TO DO ▸ Scan the data beneath this task and copy each line that includes "more".

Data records
========

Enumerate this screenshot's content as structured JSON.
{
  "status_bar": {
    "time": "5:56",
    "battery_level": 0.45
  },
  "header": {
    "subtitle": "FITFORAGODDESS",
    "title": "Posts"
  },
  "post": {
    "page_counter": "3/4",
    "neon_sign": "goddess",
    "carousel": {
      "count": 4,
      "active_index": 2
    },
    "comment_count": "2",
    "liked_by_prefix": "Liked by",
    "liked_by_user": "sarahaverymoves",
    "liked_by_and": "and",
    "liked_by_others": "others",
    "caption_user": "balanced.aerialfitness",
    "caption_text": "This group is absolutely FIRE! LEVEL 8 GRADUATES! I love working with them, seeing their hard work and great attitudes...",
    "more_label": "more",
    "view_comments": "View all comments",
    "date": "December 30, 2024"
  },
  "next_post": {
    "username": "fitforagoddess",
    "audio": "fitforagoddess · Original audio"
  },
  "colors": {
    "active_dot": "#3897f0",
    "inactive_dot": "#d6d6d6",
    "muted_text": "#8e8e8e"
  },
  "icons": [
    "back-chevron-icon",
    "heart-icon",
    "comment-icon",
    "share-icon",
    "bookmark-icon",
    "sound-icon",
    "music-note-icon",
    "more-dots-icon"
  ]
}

========

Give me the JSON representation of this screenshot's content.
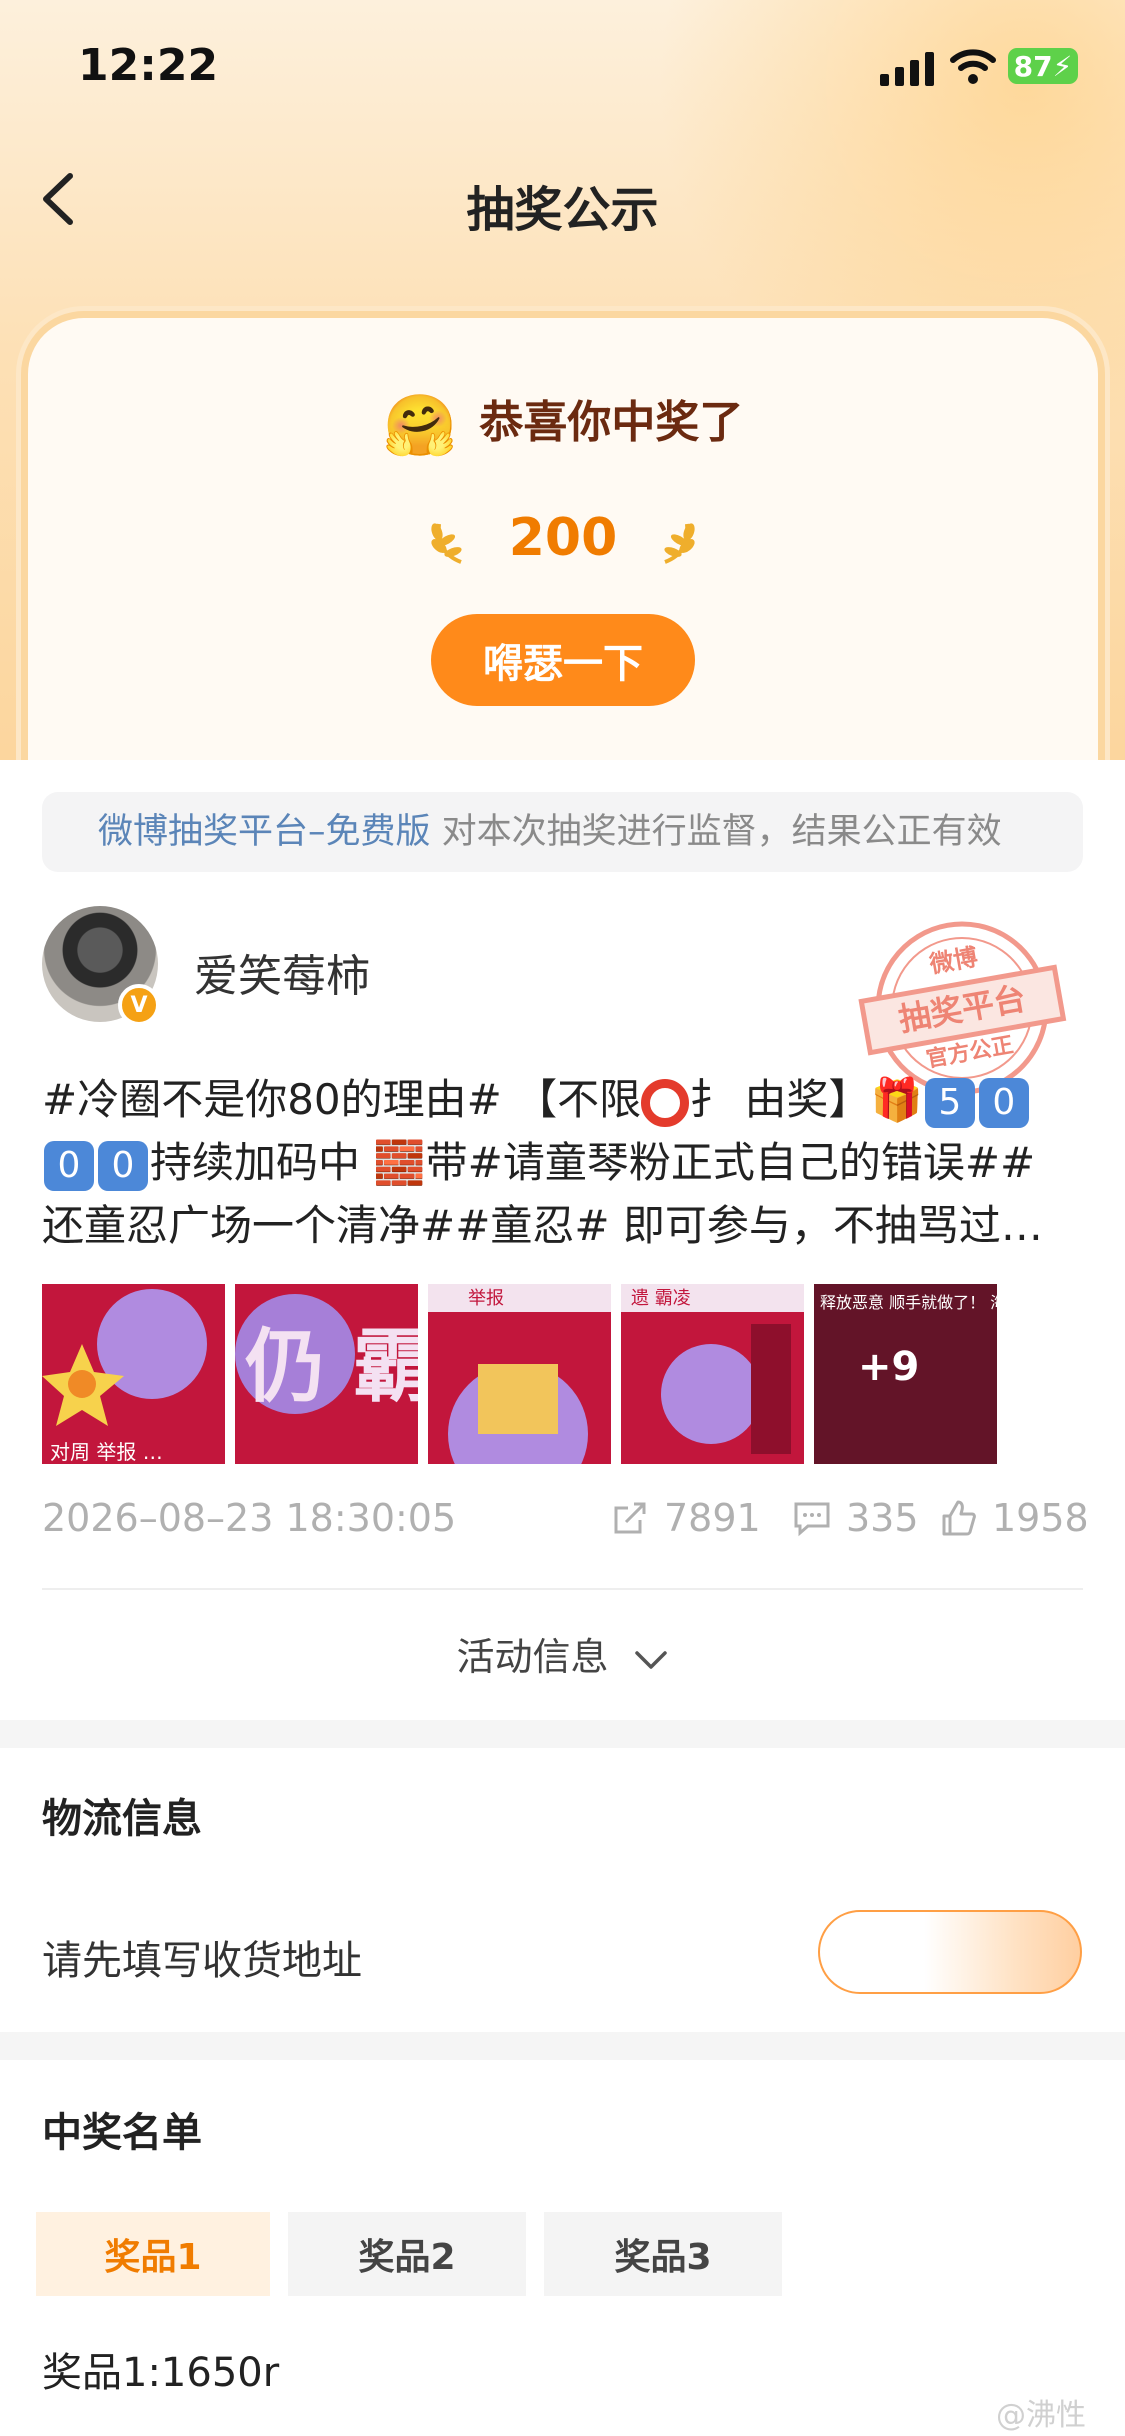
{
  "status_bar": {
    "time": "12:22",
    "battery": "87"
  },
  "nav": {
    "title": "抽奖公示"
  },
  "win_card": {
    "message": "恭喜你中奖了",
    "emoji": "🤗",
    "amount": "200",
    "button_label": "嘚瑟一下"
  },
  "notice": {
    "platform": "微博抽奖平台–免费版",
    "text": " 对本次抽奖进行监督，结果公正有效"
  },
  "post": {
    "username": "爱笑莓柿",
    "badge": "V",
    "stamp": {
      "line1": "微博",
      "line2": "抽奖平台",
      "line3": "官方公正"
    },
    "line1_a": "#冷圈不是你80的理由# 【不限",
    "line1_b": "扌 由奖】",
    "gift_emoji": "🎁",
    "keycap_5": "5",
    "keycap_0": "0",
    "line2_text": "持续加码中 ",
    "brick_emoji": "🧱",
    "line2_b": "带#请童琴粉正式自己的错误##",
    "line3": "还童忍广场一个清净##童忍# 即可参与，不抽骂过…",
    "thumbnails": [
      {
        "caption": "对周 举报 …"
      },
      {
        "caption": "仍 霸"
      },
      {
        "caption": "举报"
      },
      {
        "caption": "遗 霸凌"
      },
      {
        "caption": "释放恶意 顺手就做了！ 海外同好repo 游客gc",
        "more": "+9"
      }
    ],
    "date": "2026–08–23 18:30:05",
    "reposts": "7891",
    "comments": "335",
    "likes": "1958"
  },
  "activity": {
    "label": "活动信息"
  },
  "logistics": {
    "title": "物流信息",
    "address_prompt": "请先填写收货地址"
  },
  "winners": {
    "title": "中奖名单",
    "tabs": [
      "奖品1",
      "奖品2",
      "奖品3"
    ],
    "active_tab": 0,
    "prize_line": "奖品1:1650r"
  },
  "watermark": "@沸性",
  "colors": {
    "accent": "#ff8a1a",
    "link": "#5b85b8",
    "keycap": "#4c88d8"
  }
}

========

TASK SOLUTION ▸
    "more_label": "more",
    "more-dots-icon"
        "more": "+9"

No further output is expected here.